# WORKING DATA
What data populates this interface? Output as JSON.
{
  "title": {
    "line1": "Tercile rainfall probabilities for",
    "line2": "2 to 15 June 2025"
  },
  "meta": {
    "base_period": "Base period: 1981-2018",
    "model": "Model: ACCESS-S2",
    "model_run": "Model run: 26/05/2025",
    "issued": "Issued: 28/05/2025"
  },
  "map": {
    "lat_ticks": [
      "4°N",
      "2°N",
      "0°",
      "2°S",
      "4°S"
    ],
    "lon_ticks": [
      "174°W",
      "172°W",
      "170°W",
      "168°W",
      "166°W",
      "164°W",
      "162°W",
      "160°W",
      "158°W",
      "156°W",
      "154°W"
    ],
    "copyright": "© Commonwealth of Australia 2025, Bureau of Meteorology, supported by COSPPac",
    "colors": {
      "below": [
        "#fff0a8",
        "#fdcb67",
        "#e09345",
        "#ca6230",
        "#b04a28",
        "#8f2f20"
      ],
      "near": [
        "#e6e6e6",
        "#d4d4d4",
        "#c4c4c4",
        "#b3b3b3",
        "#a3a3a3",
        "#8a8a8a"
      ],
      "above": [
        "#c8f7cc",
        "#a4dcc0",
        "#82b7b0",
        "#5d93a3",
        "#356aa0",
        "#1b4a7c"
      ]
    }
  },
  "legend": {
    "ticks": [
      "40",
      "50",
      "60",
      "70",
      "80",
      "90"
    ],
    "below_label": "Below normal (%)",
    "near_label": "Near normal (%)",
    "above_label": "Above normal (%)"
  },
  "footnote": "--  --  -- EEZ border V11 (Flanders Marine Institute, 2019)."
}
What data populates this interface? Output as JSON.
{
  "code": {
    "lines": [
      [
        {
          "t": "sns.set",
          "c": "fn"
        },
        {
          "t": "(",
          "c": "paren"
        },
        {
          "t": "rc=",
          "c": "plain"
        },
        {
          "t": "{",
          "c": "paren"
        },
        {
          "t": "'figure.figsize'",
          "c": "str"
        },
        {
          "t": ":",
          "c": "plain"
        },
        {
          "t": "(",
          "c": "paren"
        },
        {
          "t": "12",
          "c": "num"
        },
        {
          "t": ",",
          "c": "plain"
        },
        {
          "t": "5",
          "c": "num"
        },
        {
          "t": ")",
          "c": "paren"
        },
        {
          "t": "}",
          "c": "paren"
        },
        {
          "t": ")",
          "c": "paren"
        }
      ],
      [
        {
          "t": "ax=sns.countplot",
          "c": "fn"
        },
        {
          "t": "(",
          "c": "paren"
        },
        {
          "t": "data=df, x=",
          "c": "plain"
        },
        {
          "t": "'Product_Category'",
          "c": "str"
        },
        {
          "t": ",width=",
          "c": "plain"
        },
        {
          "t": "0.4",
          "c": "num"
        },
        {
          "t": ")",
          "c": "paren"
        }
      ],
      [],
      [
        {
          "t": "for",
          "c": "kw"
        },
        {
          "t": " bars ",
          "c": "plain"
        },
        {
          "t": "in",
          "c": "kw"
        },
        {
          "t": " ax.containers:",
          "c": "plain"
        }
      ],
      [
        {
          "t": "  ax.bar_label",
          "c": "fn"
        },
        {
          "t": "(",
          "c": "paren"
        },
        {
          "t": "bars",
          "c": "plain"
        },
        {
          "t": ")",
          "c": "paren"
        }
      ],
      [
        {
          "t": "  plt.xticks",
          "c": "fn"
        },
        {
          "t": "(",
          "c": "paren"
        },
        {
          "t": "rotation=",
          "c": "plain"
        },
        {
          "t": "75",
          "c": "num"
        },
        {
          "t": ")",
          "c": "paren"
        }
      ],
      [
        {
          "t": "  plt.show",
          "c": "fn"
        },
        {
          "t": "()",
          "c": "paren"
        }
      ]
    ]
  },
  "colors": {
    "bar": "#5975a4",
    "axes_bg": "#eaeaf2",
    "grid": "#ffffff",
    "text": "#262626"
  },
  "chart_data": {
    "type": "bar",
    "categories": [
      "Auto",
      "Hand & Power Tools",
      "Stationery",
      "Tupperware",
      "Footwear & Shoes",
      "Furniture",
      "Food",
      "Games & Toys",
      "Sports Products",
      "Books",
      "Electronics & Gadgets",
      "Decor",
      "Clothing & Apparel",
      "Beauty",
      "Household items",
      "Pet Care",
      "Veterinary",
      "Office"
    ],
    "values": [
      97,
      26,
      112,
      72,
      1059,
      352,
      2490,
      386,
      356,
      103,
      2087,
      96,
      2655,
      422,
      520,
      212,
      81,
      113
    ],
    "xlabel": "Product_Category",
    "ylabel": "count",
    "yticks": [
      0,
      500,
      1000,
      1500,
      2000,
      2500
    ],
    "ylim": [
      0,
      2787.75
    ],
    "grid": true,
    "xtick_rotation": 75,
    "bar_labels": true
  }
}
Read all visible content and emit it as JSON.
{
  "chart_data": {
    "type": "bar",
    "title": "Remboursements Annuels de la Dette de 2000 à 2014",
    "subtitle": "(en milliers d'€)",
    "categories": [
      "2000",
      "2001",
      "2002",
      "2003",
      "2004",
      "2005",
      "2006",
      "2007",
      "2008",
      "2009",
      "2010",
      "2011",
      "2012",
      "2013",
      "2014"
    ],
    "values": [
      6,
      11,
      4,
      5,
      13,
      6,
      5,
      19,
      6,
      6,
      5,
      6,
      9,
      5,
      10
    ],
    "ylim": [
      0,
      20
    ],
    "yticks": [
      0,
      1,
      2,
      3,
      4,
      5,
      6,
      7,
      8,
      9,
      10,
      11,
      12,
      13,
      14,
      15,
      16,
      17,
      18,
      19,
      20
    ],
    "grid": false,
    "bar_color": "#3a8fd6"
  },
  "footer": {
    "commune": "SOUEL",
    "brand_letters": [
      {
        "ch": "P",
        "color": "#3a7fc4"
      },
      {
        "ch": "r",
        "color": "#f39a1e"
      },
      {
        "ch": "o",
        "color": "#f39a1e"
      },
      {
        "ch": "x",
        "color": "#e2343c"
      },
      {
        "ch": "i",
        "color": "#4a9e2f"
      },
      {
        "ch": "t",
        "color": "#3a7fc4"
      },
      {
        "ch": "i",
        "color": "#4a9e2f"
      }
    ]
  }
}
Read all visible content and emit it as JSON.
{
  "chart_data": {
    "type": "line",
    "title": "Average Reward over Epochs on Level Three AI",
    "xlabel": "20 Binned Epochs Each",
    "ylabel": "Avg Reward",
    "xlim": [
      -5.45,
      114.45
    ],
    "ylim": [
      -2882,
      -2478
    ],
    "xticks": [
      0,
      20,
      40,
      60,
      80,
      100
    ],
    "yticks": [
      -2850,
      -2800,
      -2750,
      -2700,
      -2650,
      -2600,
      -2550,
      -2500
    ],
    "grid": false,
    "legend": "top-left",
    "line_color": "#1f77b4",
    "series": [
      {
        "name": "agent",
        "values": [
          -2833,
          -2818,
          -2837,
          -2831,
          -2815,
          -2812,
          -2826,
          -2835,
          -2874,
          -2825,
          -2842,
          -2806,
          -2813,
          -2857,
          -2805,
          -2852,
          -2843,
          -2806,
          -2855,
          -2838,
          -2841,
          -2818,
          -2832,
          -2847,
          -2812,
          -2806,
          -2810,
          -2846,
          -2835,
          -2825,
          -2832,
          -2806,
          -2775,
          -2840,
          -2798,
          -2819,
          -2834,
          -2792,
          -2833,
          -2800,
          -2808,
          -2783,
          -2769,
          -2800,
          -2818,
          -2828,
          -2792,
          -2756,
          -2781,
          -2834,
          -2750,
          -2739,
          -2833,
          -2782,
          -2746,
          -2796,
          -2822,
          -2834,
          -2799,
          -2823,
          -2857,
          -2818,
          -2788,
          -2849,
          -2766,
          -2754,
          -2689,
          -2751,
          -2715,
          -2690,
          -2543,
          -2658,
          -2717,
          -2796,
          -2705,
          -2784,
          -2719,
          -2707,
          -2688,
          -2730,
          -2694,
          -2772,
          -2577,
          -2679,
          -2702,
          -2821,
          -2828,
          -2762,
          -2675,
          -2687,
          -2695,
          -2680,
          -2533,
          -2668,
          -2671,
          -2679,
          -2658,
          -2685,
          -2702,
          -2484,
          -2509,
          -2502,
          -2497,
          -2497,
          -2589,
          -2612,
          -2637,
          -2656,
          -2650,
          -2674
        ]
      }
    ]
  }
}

# AIM
Which lines hold the word "Model"? Return all of them from the records above.

# EXERCISE OUTPUT
    "model": "Model: ACCESS-S2",
    "model_run": "Model run: 26/05/2025",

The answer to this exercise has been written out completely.